WHAT THE TASK ASKS: Examine the material below. Gather every line in which the string "扩大词义外延" appears.

DATA FOR THIS TASK:
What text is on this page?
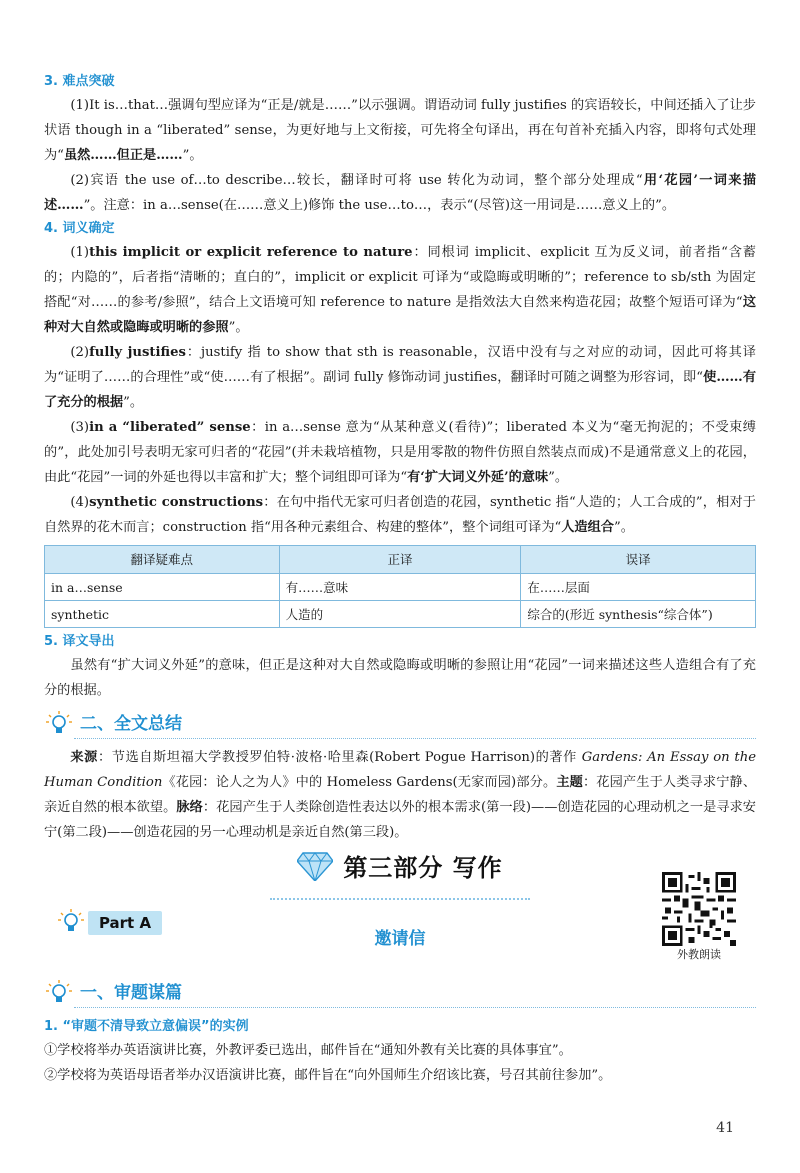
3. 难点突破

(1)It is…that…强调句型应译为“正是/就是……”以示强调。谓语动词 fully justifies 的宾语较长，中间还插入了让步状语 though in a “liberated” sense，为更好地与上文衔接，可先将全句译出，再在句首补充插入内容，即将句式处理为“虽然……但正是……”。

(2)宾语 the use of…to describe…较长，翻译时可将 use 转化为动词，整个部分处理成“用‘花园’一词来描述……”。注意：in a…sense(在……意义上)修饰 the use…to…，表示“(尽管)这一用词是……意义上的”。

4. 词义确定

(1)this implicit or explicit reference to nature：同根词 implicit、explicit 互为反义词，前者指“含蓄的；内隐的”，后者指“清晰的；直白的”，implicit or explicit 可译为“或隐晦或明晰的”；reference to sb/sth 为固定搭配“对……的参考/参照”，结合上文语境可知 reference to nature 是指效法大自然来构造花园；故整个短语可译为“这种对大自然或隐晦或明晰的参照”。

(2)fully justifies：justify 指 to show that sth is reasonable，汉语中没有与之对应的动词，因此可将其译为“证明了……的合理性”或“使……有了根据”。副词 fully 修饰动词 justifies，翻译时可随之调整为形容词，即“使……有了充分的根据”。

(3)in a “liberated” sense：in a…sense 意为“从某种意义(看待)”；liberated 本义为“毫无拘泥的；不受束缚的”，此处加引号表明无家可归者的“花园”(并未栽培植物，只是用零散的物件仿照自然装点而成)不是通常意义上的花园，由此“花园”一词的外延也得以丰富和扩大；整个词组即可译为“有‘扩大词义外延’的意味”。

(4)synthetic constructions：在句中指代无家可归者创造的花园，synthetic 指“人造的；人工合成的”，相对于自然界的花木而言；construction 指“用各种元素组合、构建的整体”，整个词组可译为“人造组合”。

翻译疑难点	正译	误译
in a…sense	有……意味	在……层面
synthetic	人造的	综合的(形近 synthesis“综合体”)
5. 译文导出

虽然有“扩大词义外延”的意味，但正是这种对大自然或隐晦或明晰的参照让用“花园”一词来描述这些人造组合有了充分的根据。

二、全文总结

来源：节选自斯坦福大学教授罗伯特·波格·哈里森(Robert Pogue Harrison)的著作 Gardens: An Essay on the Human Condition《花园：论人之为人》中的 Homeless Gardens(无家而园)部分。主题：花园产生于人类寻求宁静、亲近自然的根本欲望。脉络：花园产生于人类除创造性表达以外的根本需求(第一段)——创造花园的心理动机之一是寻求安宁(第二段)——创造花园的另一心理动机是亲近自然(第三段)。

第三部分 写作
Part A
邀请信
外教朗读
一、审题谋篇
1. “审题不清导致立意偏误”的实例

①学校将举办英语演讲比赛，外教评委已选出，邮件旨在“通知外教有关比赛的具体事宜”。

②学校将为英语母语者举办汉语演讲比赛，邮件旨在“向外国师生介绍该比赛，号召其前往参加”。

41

---

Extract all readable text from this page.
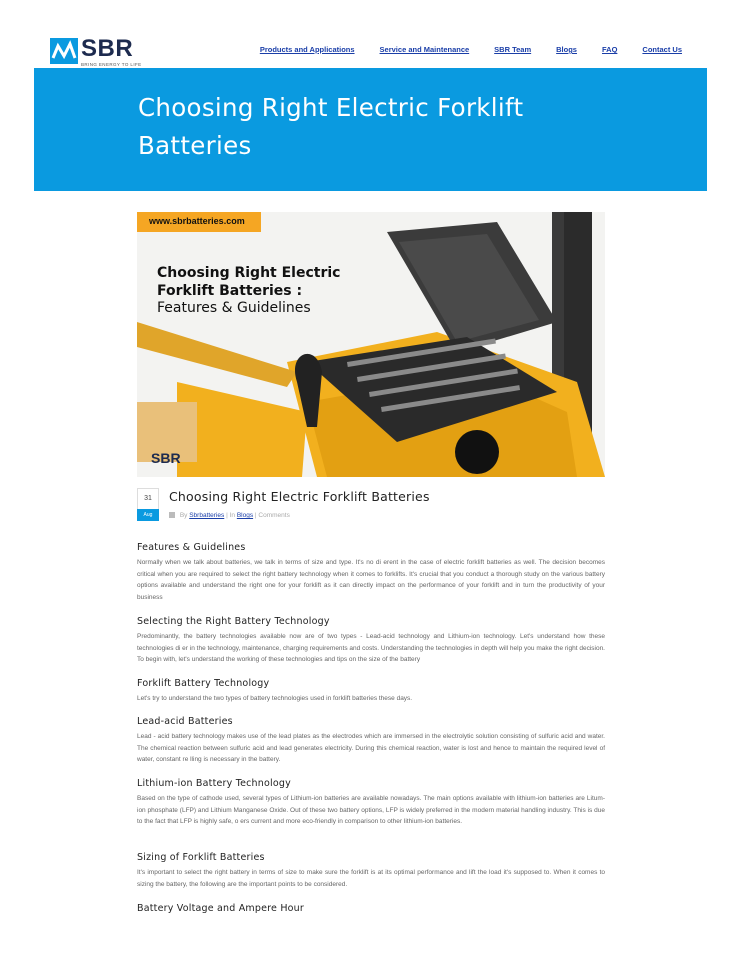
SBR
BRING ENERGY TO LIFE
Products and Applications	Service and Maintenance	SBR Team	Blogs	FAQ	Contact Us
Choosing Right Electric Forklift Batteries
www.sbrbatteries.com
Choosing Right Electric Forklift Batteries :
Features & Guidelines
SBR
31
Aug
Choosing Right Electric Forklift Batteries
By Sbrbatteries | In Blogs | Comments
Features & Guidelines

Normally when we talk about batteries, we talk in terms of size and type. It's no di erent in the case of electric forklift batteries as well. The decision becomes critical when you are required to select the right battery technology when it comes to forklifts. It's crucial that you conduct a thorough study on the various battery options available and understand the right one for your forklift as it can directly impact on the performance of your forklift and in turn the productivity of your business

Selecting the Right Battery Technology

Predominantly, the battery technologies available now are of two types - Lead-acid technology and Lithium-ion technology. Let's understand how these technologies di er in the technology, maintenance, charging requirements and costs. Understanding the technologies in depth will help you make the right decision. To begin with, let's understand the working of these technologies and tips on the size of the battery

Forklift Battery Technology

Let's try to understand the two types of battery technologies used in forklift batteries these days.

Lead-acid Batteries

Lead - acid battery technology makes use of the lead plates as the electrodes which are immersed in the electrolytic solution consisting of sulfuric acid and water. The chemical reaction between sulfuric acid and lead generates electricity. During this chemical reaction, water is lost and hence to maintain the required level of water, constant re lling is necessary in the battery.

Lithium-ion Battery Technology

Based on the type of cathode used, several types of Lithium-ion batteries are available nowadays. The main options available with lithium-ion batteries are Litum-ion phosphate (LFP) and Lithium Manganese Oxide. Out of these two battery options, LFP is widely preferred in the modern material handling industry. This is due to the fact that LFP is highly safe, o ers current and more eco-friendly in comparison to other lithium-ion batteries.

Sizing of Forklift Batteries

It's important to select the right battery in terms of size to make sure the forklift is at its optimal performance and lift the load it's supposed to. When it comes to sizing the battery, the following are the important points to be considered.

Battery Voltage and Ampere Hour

SOLUTION TO THE EXERCISE:
(3)in a “liberated” sense：in a…sense 意为“从某种意义(看待)”；liberated 本义为“毫无拘泥的；不受束缚的”，此处加引号表明无家可归者的“花园”(并未栽培植物，只是用零散的物件仿照自然装点而成)不是通常意义上的花园，由此“花园”一词的外延也得以丰富和扩大；整个词组即可译为“有‘扩大词义外延’的意味”。
虽然有“扩大词义外延”的意味，但正是这种对大自然或隐晦或明晰的参照让用“花园”一词来描述这些人造组合有了充分的根据。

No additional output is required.